-- Start --
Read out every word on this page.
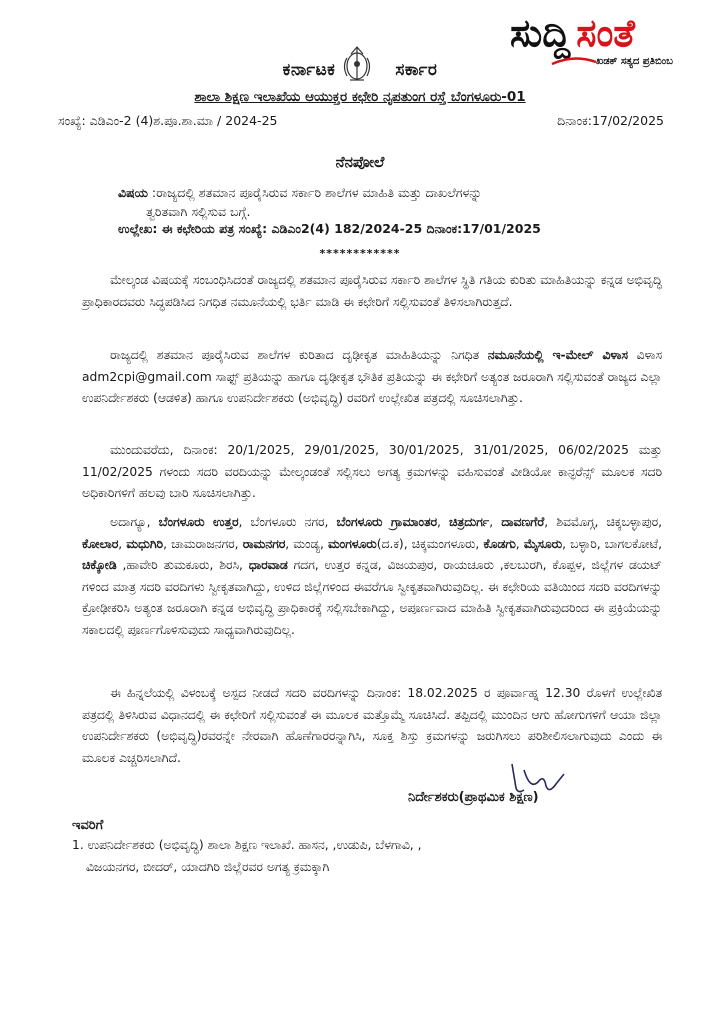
ಸುದ್ದಿ ಸಂತೆ
ಖಡಕ್ ಸತ್ಯದ ಪ್ರತಿಬಿಂಬ
ಕರ್ನಾಟಕ	ಸರ್ಕಾರ
ಶಾಲಾ ಶಿಕ್ಷಣ ಇಲಾಖೆಯ ಆಯುಕ್ತರ ಕಛೇರಿ ನೃಪತುಂಗ ರಸ್ತೆ ಬೆಂಗಳೂರು-01
ಸಂಖ್ಯೆ: ಎಡಿಎಂ-2 (4)ಶ.ಪೂ.ಶಾ.ಮಾ / 2024-25	ದಿನಾಂಕ:17/02/2025
ನೆನಪೋಲೆ
ವಿಷಯ :ರಾಜ್ಯದಲ್ಲಿ ಶತಮಾನ ಪೂರೈಸಿರುವ ಸರ್ಕಾರಿ ಶಾಲೆಗಳ ಮಾಹಿತಿ ಮತ್ತು ದಾಖಲೆಗಳನ್ನು
ತ್ವರಿತವಾಗಿ ಸಲ್ಲಿಸುವ ಬಗ್ಗೆ.
ಉಲ್ಲೇಖ: ಈ ಕಛೇರಿಯ ಪತ್ರ ಸಂಖ್ಯೆ: ಎಡಿಎಂ2(4) 182/2024-25 ದಿನಾಂಕ:17/01/2025
************
ಮೇಲ್ಕಂಡ ವಿಷಯಕ್ಕೆ ಸಂಬಂಧಿಸಿದಂತೆ ರಾಜ್ಯದಲ್ಲಿ ಶತಮಾನ ಪೂರೈಸಿರುವ ಸರ್ಕಾರಿ ಶಾಲೆಗಳ ಸ್ಥಿತಿ ಗತಿಯ ಕುರಿತು ಮಾಹಿತಿಯನ್ನು ಕನ್ನಡ ಅಭಿವೃದ್ಧಿ ಪ್ರಾಧಿಕಾರದವರು ಸಿದ್ಧಪಡಿಸಿದ ನಿಗಧಿತ ನಮೂನೆಯಲ್ಲಿ ಭರ್ತಿ ಮಾಡಿ ಈ ಕಛೇರಿಗೆ ಸಲ್ಲಿಸುವಂತೆ ತಿಳಿಸಲಾಗಿರುತ್ತದೆ.
ರಾಜ್ಯದಲ್ಲಿ ಶತಮಾನ ಪೂರೈಸಿರುವ ಶಾಲೆಗಳ ಕುರಿತಾದ ದೃಢೀಕೃತ ಮಾಹಿತಿಯನ್ನು ನಿಗಧಿತ ನಮೂನೆಯಲ್ಲಿ ಇ-ಮೇಲ್ ವಿಳಾಸ ವಿಳಾಸ adm2cpi@gmail.com ಸಾಫ್ಟ್ ಪ್ರತಿಯನ್ನು ಹಾಗೂ ದೃಢೀಕೃತ ಭೌತಿಕ ಪ್ರತಿಯನ್ನು ಈ ಕಛೇರಿಗೆ ಅತ್ಯಂತ ಜರೂರಾಗಿ ಸಲ್ಲಿಸುವಂತೆ ರಾಜ್ಯದ ಎಲ್ಲಾ ಉಪನಿರ್ದೇಶಕರು (ಆಡಳಿತ) ಹಾಗೂ ಉಪನಿರ್ದೇಶಕರು (ಅಭಿವೃದ್ಧಿ) ರವರಿಗೆ ಉಲ್ಲೇಖಿತ ಪತ್ರದಲ್ಲಿ ಸೂಚಿಸಲಾಗಿತ್ತು.
ಮುಂದುವರೆದು, ದಿನಾಂಕ: 20/1/2025, 29/01/2025, 30/01/2025, 31/01/2025, 06/02/2025 ಮತ್ತು 11/02/2025 ಗಳಂದು ಸದರಿ ವರದಿಯನ್ನು ಮೇಲ್ಕಂಡಂತೆ ಸಲ್ಲಿಸಲು ಅಗತ್ಯ ಕ್ರಮಗಳನ್ನು ವಹಿಸುವಂತೆ ವೀಡಿಯೋ ಕಾನ್ಫರೆನ್ಸ್ ಮೂಲಕ ಸದರಿ ಅಧಿಕಾರಿಗಳಿಗೆ ಹಲವು ಬಾರಿ ಸೂಚಿಸಲಾಗಿತ್ತು.
ಅದಾಗ್ಯೂ, ಬೆಂಗಳೂರು ಉತ್ತರ, ಬೆಂಗಳೂರು ನಗರ, ಬೆಂಗಳೂರು ಗ್ರಾಮಾಂತರ, ಚಿತ್ರದುರ್ಗ, ದಾವಣಗೆರೆ, ಶಿವಮೊಗ್ಗ, ಚಿಕ್ಕಬಳ್ಳಾಪುರ, ಕೋಲಾರ, ಮಧುಗಿರಿ, ಚಾಮರಾಜನಗರ, ರಾಮನಗರ, ಮಂಡ್ಯ, ಮಂಗಳೂರು(ದ.ಕ), ಚಿಕ್ಕಮಂಗಳೂರು, ಕೊಡಗು, ಮೈಸೂರು, ಬಳ್ಳಾರಿ, ಬಾಗಲಕೋಟೆ, ಚಿಕ್ಕೋಡಿ ,ಹಾವೇರಿ ತುಮಕೂರು, ಶಿರಸಿ, ಧಾರವಾಡ ಗದಗ, ಉತ್ತರ ಕನ್ನಡ, ವಿಜಯಪುರ, ರಾಯಚೂರು ,ಕಲಬುರಗಿ, ಕೊಪ್ಪಳ, ಜಿಲ್ಲೆಗಳ ಡಯಟ್ ಗಳಿಂದ ಮಾತ್ರ ಸದರಿ ವರದಿಗಳು ಸ್ವೀಕೃತವಾಗಿದ್ದು, ಉಳಿದ ಜಿಲ್ಲೆಗಳಿಂದ ಈವರೆಗೂ ಸ್ವೀಕೃತವಾಗಿರುವುದಿಲ್ಲ. ಈ ಕಛೇರಿಯ ವತಿಯಿಂದ ಸದರಿ ವರದಿಗಳನ್ನು ಕ್ರೋಢೀಕರಿಸಿ ಅತ್ಯಂತ ಜರೂರಾಗಿ ಕನ್ನಡ ಅಭಿವೃದ್ಧಿ ಪ್ರಾಧಿಕಾರಕ್ಕೆ ಸಲ್ಲಿಸಬೇಕಾಗಿದ್ದು, ಅಪೂರ್ಣವಾದ ಮಾಹಿತಿ ಸ್ವೀಕೃತವಾಗಿರುವುದರಿಂದ ಈ ಪ್ರಕ್ರಿಯೆಯನ್ನು ಸಕಾಲದಲ್ಲಿ ಪೂರ್ಣಗೊಳಿಸುವುದು ಸಾಧ್ಯವಾಗಿರುವುದಿಲ್ಲ.
ಈ ಹಿನ್ನಲೆಯಲ್ಲಿ ವಿಳಂಬಕ್ಕೆ ಅಸ್ಪದ ನೀಡದೆ ಸದರಿ ವರದಿಗಳನ್ನು ದಿನಾಂಕ: 18.02.2025 ರ ಪೂರ್ವಾಹ್ನ 12.30 ರೊಳಗೆ ಉಲ್ಲೇಖಿತ ಪತ್ರದಲ್ಲಿ ತಿಳಿಸಿರುವ ವಿಧಾನದಲ್ಲಿ ಈ ಕಛೇರಿಗೆ ಸಲ್ಲಿಸುವಂತೆ ಈ ಮೂಲಕ ಮತ್ತೊಮ್ಮೆ ಸೂಚಿಸಿದೆ. ತಪ್ಪಿದಲ್ಲಿ ಮುಂದಿನ ಆಗು ಹೋಗುಗಳಿಗೆ ಆಯಾ ಜಿಲ್ಲಾ ಉಪನಿರ್ದೇಶಕರು (ಅಭಿವೃದ್ಧಿ)ರವರನ್ನೇ ನೇರವಾಗಿ ಹೊಣೆಗಾರರನ್ನಾಗಿಸಿ, ಸೂಕ್ತ ಶಿಸ್ತು ಕ್ರಮಗಳನ್ನು ಜರುಗಿಸಲು ಪರಿಶೀಲಿಸಲಾಗುವುದು ಎಂದು ಈ ಮೂಲಕ ಎಚ್ಚರಿಸಲಾಗಿದೆ.
ನಿರ್ದೇಶಕರು(ಪ್ರಾಥಮಿಕ ಶಿಕ್ಷಣ)
ಇವರಿಗೆ
1. ಉಪನಿರ್ದೇಶಕರು (ಅಭಿವೃದ್ಧಿ) ಶಾಲಾ ಶಿಕ್ಷಣ ಇಲಾಖೆ. ಹಾಸನ, ,ಉಡುಪಿ, ಬೆಳಗಾವಿ, ,
ವಿಜಯನಗರ, ಬೀದರ್, ಯಾದಗಿರಿ ಜಿಲ್ಲೆರವರ ಅಗತ್ಯ ಕ್ರಮಕ್ಕಾಗಿ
-- End --
Go through the material and select each line with the string "ರಮಗಳನ" in it.

ಮುಂದುವರೆದು, ದಿನಾಂಕ: 20/1/2025, 29/01/2025, 30/01/2025, 31/01/2025, 06/02/2025 ಮತ್ತು 11/02/2025 ಗಳಂದು ಸದರಿ ವರದಿಯನ್ನು ಮೇಲ್ಕಂಡಂತೆ ಸಲ್ಲಿಸಲು ಅಗತ್ಯ ಕ್ರಮಗಳನ್ನು ವಹಿಸುವಂತೆ ವೀಡಿಯೋ ಕಾನ್ಫರೆನ್ಸ್ ಮೂಲಕ ಸದರಿ ಅಧಿಕಾರಿಗಳಿಗೆ ಹಲವು ಬಾರಿ ಸೂಚಿಸಲಾಗಿತ್ತು.
ಈ ಹಿನ್ನಲೆಯಲ್ಲಿ ವಿಳಂಬಕ್ಕೆ ಅಸ್ಪದ ನೀಡದೆ ಸದರಿ ವರದಿಗಳನ್ನು ದಿನಾಂಕ: 18.02.2025 ರ ಪೂರ್ವಾಹ್ನ 12.30 ರೊಳಗೆ ಉಲ್ಲೇಖಿತ ಪತ್ರದಲ್ಲಿ ತಿಳಿಸಿರುವ ವಿಧಾನದಲ್ಲಿ ಈ ಕಛೇರಿಗೆ ಸಲ್ಲಿಸುವಂತೆ ಈ ಮೂಲಕ ಮತ್ತೊಮ್ಮೆ ಸೂಚಿಸಿದೆ. ತಪ್ಪಿದಲ್ಲಿ ಮುಂದಿನ ಆಗು ಹೋಗುಗಳಿಗೆ ಆಯಾ ಜಿಲ್ಲಾ ಉಪನಿರ್ದೇಶಕರು (ಅಭಿವೃದ್ಧಿ)ರವರನ್ನೇ ನೇರವಾಗಿ ಹೊಣೆಗಾರರನ್ನಾಗಿಸಿ, ಸೂಕ್ತ ಶಿಸ್ತು ಕ್ರಮಗಳನ್ನು ಜರುಗಿಸಲು ಪರಿಶೀಲಿಸಲಾಗುವುದು ಎಂದು ಈ ಮೂಲಕ ಎಚ್ಚರಿಸಲಾಗಿದೆ.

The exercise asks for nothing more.